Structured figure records
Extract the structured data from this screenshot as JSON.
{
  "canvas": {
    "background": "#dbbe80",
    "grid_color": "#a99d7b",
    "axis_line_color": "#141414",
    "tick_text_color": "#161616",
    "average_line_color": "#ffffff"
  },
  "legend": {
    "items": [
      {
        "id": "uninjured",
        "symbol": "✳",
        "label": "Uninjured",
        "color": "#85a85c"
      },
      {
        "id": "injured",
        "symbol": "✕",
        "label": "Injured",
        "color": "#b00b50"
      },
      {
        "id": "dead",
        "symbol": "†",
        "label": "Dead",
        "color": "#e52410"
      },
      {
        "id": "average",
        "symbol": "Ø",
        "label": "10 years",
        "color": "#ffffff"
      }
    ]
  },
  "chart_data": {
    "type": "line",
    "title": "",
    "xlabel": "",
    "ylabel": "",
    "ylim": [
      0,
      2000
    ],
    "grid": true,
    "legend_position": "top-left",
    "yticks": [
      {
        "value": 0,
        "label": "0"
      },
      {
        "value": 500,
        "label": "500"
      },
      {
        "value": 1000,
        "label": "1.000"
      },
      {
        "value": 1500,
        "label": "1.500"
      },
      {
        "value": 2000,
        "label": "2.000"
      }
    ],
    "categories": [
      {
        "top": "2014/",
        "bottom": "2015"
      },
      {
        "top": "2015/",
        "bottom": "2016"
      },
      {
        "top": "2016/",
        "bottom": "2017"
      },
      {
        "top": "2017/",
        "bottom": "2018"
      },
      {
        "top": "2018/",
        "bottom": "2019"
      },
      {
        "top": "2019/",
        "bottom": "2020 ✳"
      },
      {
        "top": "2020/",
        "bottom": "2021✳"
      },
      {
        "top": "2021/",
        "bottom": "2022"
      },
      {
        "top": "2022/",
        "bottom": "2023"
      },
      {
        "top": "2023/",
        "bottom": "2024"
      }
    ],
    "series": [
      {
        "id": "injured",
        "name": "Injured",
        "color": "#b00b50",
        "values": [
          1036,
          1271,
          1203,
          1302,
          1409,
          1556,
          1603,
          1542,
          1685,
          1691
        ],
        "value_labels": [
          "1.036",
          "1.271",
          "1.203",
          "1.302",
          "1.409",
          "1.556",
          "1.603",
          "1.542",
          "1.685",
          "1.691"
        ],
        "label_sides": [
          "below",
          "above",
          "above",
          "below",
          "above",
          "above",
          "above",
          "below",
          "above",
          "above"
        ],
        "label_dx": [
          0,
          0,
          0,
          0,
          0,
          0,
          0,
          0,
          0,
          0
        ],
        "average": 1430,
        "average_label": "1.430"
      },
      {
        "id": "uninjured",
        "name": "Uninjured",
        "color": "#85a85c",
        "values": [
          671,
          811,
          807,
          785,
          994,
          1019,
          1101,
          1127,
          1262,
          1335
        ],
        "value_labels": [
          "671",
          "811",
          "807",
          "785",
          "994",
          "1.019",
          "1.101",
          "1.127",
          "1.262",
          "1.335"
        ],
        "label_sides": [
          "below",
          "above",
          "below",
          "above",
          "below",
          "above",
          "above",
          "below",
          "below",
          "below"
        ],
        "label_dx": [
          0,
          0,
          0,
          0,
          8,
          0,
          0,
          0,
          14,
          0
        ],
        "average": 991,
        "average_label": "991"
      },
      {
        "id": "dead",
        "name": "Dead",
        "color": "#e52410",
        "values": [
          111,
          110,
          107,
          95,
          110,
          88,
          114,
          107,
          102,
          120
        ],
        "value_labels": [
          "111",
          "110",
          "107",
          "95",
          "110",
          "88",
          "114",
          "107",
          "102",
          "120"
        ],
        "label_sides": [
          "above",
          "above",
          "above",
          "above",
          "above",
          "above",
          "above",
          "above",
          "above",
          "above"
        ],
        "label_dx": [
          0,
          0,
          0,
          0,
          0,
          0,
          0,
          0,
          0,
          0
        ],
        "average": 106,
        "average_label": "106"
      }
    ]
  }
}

The problem: Copy all the records above precisely.

Task response:
Extract the structured data from this screenshot as JSON.
{
  "canvas": {
    "background": "#dbbe80",
    "grid_color": "#a99d7b",
    "axis_line_color": "#141414",
    "tick_text_color": "#161616",
    "average_line_color": "#ffffff"
  },
  "legend": {
    "items": [
      {
        "id": "uninjured",
        "symbol": "✳",
        "label": "Uninjured",
        "color": "#85a85c"
      },
      {
        "id": "injured",
        "symbol": "✕",
        "label": "Injured",
        "color": "#b00b50"
      },
      {
        "id": "dead",
        "symbol": "†",
        "label": "Dead",
        "color": "#e52410"
      },
      {
        "id": "average",
        "symbol": "Ø",
        "label": "10 years",
        "color": "#ffffff"
      }
    ]
  },
  "chart_data": {
    "type": "line",
    "title": "",
    "xlabel": "",
    "ylabel": "",
    "ylim": [
      0,
      2000
    ],
    "grid": true,
    "legend_position": "top-left",
    "yticks": [
      {
        "value": 0,
        "label": "0"
      },
      {
        "value": 500,
        "label": "500"
      },
      {
        "value": 1000,
        "label": "1.000"
      },
      {
        "value": 1500,
        "label": "1.500"
      },
      {
        "value": 2000,
        "label": "2.000"
      }
    ],
    "categories": [
      {
        "top": "2014/",
        "bottom": "2015"
      },
      {
        "top": "2015/",
        "bottom": "2016"
      },
      {
        "top": "2016/",
        "bottom": "2017"
      },
      {
        "top": "2017/",
        "bottom": "2018"
      },
      {
        "top": "2018/",
        "bottom": "2019"
      },
      {
        "top": "2019/",
        "bottom": "2020 ✳"
      },
      {
        "top": "2020/",
        "bottom": "2021✳"
      },
      {
        "top": "2021/",
        "bottom": "2022"
      },
      {
        "top": "2022/",
        "bottom": "2023"
      },
      {
        "top": "2023/",
        "bottom": "2024"
      }
    ],
    "series": [
      {
        "id": "injured",
        "name": "Injured",
        "color": "#b00b50",
        "values": [
          1036,
          1271,
          1203,
          1302,
          1409,
          1556,
          1603,
          1542,
          1685,
          1691
        ],
        "value_labels": [
          "1.036",
          "1.271",
          "1.203",
          "1.302",
          "1.409",
          "1.556",
          "1.603",
          "1.542",
          "1.685",
          "1.691"
        ],
        "label_sides": [
          "below",
          "above",
          "above",
          "below",
          "above",
          "above",
          "above",
          "below",
          "above",
          "above"
        ],
        "label_dx": [
          0,
          0,
          0,
          0,
          0,
          0,
          0,
          0,
          0,
          0
        ],
        "average": 1430,
        "average_label": "1.430"
      },
      {
        "id": "uninjured",
        "name": "Uninjured",
        "color": "#85a85c",
        "values": [
          671,
          811,
          807,
          785,
          994,
          1019,
          1101,
          1127,
          1262,
          1335
        ],
        "value_labels": [
          "671",
          "811",
          "807",
          "785",
          "994",
          "1.019",
          "1.101",
          "1.127",
          "1.262",
          "1.335"
        ],
        "label_sides": [
          "below",
          "above",
          "below",
          "above",
          "below",
          "above",
          "above",
          "below",
          "below",
          "below"
        ],
        "label_dx": [
          0,
          0,
          0,
          0,
          8,
          0,
          0,
          0,
          14,
          0
        ],
        "average": 991,
        "average_label": "991"
      },
      {
        "id": "dead",
        "name": "Dead",
        "color": "#e52410",
        "values": [
          111,
          110,
          107,
          95,
          110,
          88,
          114,
          107,
          102,
          120
        ],
        "value_labels": [
          "111",
          "110",
          "107",
          "95",
          "110",
          "88",
          "114",
          "107",
          "102",
          "120"
        ],
        "label_sides": [
          "above",
          "above",
          "above",
          "above",
          "above",
          "above",
          "above",
          "above",
          "above",
          "above"
        ],
        "label_dx": [
          0,
          0,
          0,
          0,
          0,
          0,
          0,
          0,
          0,
          0
        ],
        "average": 106,
        "average_label": "106"
      }
    ]
  }
}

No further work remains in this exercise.